### YOUR GOAL:
Repeat every line of the data exactly, but not the pictures.

### TASK DATA:

^^^^^^^^^^^^^^^^

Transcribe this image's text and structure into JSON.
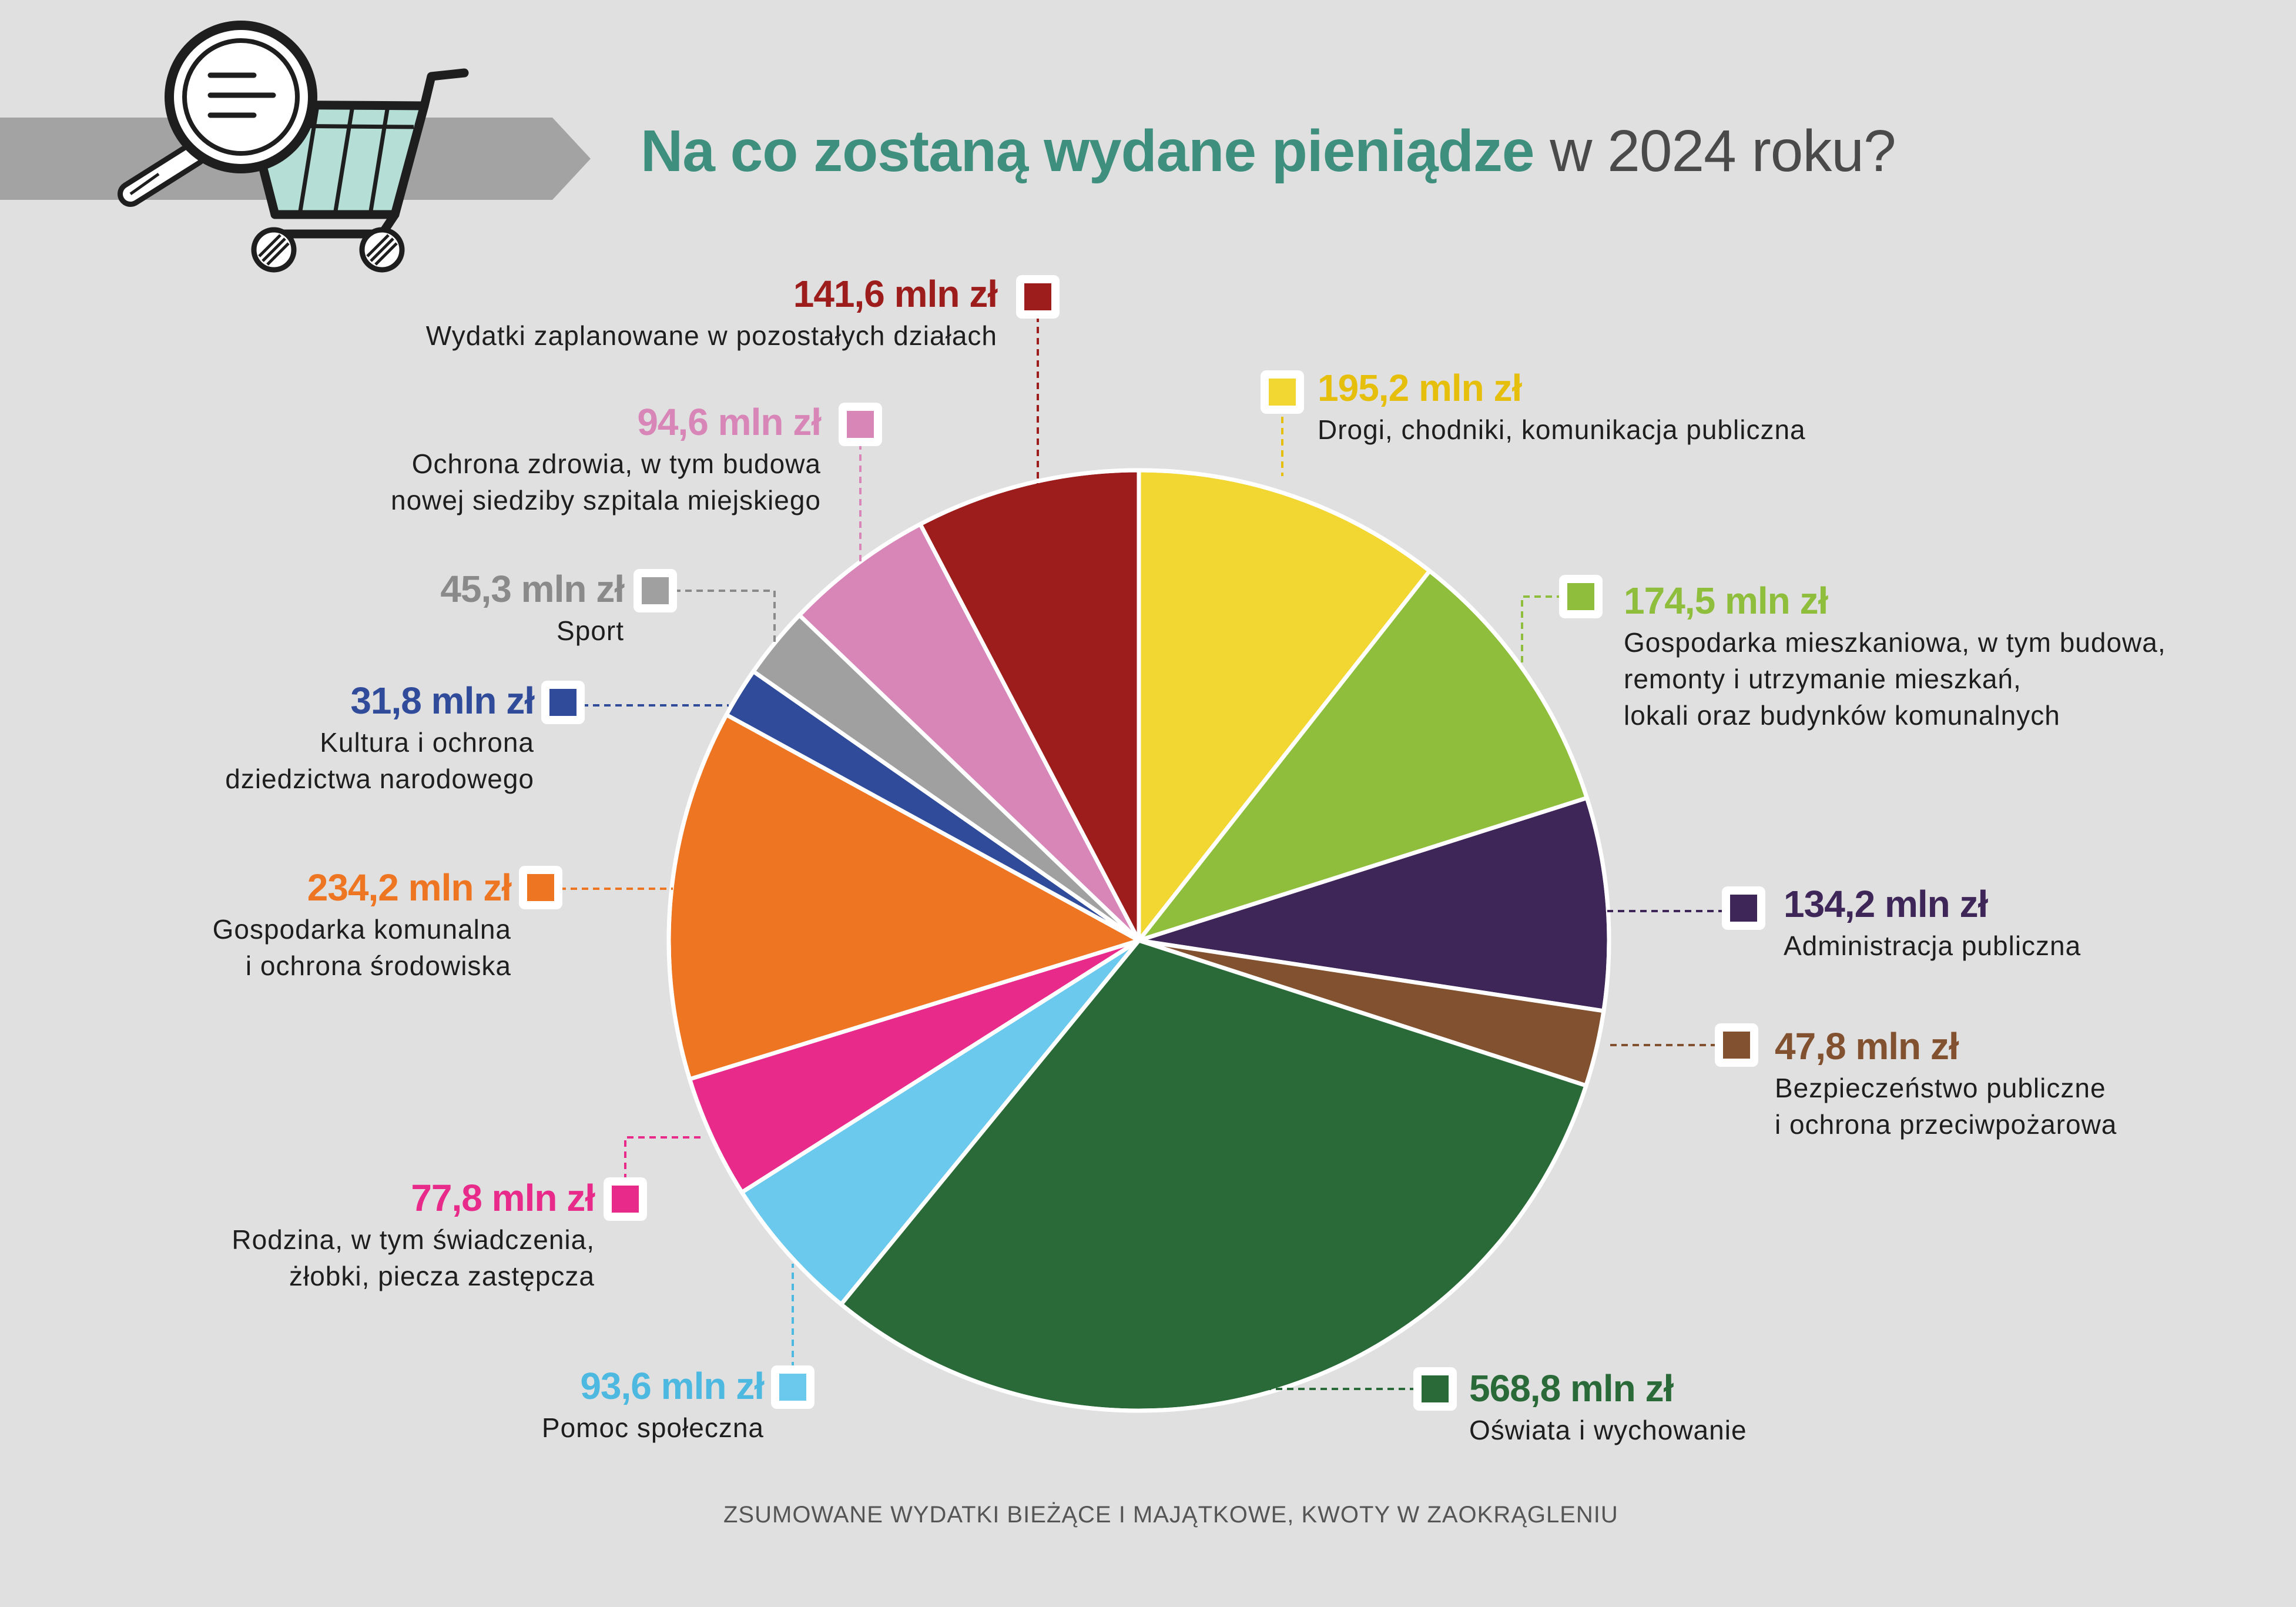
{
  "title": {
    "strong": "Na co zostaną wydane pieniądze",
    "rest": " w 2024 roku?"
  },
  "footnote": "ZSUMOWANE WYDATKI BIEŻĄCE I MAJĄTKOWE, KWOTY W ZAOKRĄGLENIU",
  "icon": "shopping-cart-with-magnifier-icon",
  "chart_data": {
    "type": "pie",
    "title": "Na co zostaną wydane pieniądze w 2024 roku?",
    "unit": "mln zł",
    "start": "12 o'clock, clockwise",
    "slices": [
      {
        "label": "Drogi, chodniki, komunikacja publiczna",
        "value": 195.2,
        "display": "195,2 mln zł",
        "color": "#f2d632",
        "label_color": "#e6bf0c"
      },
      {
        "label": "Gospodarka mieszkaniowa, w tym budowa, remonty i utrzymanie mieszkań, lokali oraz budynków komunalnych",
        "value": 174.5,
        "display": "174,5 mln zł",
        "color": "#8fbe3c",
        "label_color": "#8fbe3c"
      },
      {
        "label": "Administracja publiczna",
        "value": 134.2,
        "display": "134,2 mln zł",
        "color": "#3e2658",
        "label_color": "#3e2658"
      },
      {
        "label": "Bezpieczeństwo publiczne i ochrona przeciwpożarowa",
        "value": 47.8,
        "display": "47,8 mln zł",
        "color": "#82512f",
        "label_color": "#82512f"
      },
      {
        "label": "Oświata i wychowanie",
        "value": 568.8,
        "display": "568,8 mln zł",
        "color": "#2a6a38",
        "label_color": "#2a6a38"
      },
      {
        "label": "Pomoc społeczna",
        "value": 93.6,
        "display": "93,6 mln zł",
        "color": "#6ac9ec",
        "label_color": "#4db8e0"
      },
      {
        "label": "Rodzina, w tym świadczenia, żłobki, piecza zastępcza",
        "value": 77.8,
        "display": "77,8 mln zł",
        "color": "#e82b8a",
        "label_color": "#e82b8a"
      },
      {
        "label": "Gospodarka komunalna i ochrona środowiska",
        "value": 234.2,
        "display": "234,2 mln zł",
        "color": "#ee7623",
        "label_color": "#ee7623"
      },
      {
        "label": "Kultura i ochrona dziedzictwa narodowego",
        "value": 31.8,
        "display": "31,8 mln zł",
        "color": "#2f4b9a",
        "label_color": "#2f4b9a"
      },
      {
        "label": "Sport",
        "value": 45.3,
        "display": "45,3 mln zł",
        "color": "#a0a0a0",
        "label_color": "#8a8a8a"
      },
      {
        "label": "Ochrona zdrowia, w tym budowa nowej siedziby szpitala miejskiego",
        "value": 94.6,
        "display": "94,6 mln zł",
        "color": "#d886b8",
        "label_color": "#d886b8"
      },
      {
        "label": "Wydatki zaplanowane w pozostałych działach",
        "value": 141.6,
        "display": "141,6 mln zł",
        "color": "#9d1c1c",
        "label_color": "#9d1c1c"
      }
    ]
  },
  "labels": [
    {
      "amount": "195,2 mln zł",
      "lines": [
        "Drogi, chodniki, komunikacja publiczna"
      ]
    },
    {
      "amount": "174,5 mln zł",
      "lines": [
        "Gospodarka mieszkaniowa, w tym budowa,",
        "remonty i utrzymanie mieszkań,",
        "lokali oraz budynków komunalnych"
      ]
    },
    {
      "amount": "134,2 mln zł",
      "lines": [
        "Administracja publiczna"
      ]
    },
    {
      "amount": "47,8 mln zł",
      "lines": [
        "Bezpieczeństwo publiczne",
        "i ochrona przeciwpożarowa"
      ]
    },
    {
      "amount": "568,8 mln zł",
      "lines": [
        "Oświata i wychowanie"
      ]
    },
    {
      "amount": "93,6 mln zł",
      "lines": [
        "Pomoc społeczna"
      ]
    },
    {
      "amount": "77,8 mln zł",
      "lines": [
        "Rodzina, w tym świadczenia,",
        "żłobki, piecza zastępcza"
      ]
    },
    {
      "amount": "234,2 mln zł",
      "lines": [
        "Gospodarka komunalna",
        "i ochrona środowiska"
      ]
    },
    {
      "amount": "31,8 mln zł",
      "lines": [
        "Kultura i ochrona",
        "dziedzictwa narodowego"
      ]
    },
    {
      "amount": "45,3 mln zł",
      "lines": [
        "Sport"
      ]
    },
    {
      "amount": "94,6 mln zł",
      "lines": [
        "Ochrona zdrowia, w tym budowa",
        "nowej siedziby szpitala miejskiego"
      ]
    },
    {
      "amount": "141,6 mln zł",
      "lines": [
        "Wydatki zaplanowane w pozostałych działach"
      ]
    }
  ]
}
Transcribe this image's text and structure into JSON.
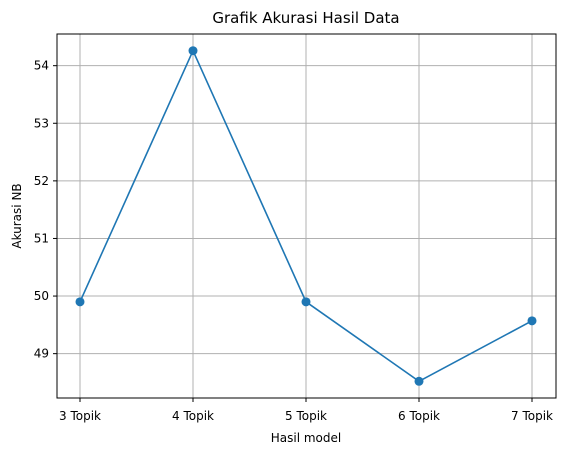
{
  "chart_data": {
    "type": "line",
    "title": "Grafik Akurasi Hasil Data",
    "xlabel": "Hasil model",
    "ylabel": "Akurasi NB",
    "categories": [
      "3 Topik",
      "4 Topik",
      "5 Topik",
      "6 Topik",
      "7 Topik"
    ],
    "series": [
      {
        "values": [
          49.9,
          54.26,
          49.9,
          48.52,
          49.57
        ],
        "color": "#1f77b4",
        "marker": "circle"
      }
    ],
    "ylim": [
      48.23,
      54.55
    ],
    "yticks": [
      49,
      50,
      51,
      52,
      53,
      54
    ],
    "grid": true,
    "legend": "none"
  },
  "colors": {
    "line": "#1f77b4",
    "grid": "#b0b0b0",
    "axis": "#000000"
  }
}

^^^^^^^^^^^^^^^^

### RESULT OF THIS TASK:
Transcribe this image's text and structure into JSON.
{
  "title": {
    "strong": "Na co zostaną wydane pieniądze",
    "rest": " w 2024 roku?"
  },
  "footnote": "ZSUMOWANE WYDATKI BIEŻĄCE I MAJĄTKOWE, KWOTY W ZAOKRĄGLENIU",
  "icon": "shopping-cart-with-magnifier-icon",
  "chart_data": {
    "type": "pie",
    "title": "Na co zostaną wydane pieniądze w 2024 roku?",
    "unit": "mln zł",
    "start": "12 o'clock, clockwise",
    "slices": [
      {
        "label": "Drogi, chodniki, komunikacja publiczna",
        "value": 195.2,
        "display": "195,2 mln zł",
        "color": "#f2d632",
        "label_color": "#e6bf0c"
      },
      {
        "label": "Gospodarka mieszkaniowa, w tym budowa, remonty i utrzymanie mieszkań, lokali oraz budynków komunalnych",
        "value": 174.5,
        "display": "174,5 mln zł",
        "color": "#8fbe3c",
        "label_color": "#8fbe3c"
      },
      {
        "label": "Administracja publiczna",
        "value": 134.2,
        "display": "134,2 mln zł",
        "color": "#3e2658",
        "label_color": "#3e2658"
      },
      {
        "label": "Bezpieczeństwo publiczne i ochrona przeciwpożarowa",
        "value": 47.8,
        "display": "47,8 mln zł",
        "color": "#82512f",
        "label_color": "#82512f"
      },
      {
        "label": "Oświata i wychowanie",
        "value": 568.8,
        "display": "568,8 mln zł",
        "color": "#2a6a38",
        "label_color": "#2a6a38"
      },
      {
        "label": "Pomoc społeczna",
        "value": 93.6,
        "display": "93,6 mln zł",
        "color": "#6ac9ec",
        "label_color": "#4db8e0"
      },
      {
        "label": "Rodzina, w tym świadczenia, żłobki, piecza zastępcza",
        "value": 77.8,
        "display": "77,8 mln zł",
        "color": "#e82b8a",
        "label_color": "#e82b8a"
      },
      {
        "label": "Gospodarka komunalna i ochrona środowiska",
        "value": 234.2,
        "display": "234,2 mln zł",
        "color": "#ee7623",
        "label_color": "#ee7623"
      },
      {
        "label": "Kultura i ochrona dziedzictwa narodowego",
        "value": 31.8,
        "display": "31,8 mln zł",
        "color": "#2f4b9a",
        "label_color": "#2f4b9a"
      },
      {
        "label": "Sport",
        "value": 45.3,
        "display": "45,3 mln zł",
        "color": "#a0a0a0",
        "label_color": "#8a8a8a"
      },
      {
        "label": "Ochrona zdrowia, w tym budowa nowej siedziby szpitala miejskiego",
        "value": 94.6,
        "display": "94,6 mln zł",
        "color": "#d886b8",
        "label_color": "#d886b8"
      },
      {
        "label": "Wydatki zaplanowane w pozostałych działach",
        "value": 141.6,
        "display": "141,6 mln zł",
        "color": "#9d1c1c",
        "label_color": "#9d1c1c"
      }
    ]
  },
  "labels": [
    {
      "amount": "195,2 mln zł",
      "lines": [
        "Drogi, chodniki, komunikacja publiczna"
      ]
    },
    {
      "amount": "174,5 mln zł",
      "lines": [
        "Gospodarka mieszkaniowa, w tym budowa,",
        "remonty i utrzymanie mieszkań,",
        "lokali oraz budynków komunalnych"
      ]
    },
    {
      "amount": "134,2 mln zł",
      "lines": [
        "Administracja publiczna"
      ]
    },
    {
      "amount": "47,8 mln zł",
      "lines": [
        "Bezpieczeństwo publiczne",
        "i ochrona przeciwpożarowa"
      ]
    },
    {
      "amount": "568,8 mln zł",
      "lines": [
        "Oświata i wychowanie"
      ]
    },
    {
      "amount": "93,6 mln zł",
      "lines": [
        "Pomoc społeczna"
      ]
    },
    {
      "amount": "77,8 mln zł",
      "lines": [
        "Rodzina, w tym świadczenia,",
        "żłobki, piecza zastępcza"
      ]
    },
    {
      "amount": "234,2 mln zł",
      "lines": [
        "Gospodarka komunalna",
        "i ochrona środowiska"
      ]
    },
    {
      "amount": "31,8 mln zł",
      "lines": [
        "Kultura i ochrona",
        "dziedzictwa narodowego"
      ]
    },
    {
      "amount": "45,3 mln zł",
      "lines": [
        "Sport"
      ]
    },
    {
      "amount": "94,6 mln zł",
      "lines": [
        "Ochrona zdrowia, w tym budowa",
        "nowej siedziby szpitala miejskiego"
      ]
    },
    {
      "amount": "141,6 mln zł",
      "lines": [
        "Wydatki zaplanowane w pozostałych działach"
      ]
    }
  ]
}
Transcribe this image's text and structure into JSON.
{
  "chart_data": {
    "type": "line",
    "title": "Grafik Akurasi Hasil Data",
    "xlabel": "Hasil model",
    "ylabel": "Akurasi NB",
    "categories": [
      "3 Topik",
      "4 Topik",
      "5 Topik",
      "6 Topik",
      "7 Topik"
    ],
    "series": [
      {
        "values": [
          49.9,
          54.26,
          49.9,
          48.52,
          49.57
        ],
        "color": "#1f77b4",
        "marker": "circle"
      }
    ],
    "ylim": [
      48.23,
      54.55
    ],
    "yticks": [
      49,
      50,
      51,
      52,
      53,
      54
    ],
    "grid": true,
    "legend": "none"
  },
  "colors": {
    "line": "#1f77b4",
    "grid": "#b0b0b0",
    "axis": "#000000"
  }
}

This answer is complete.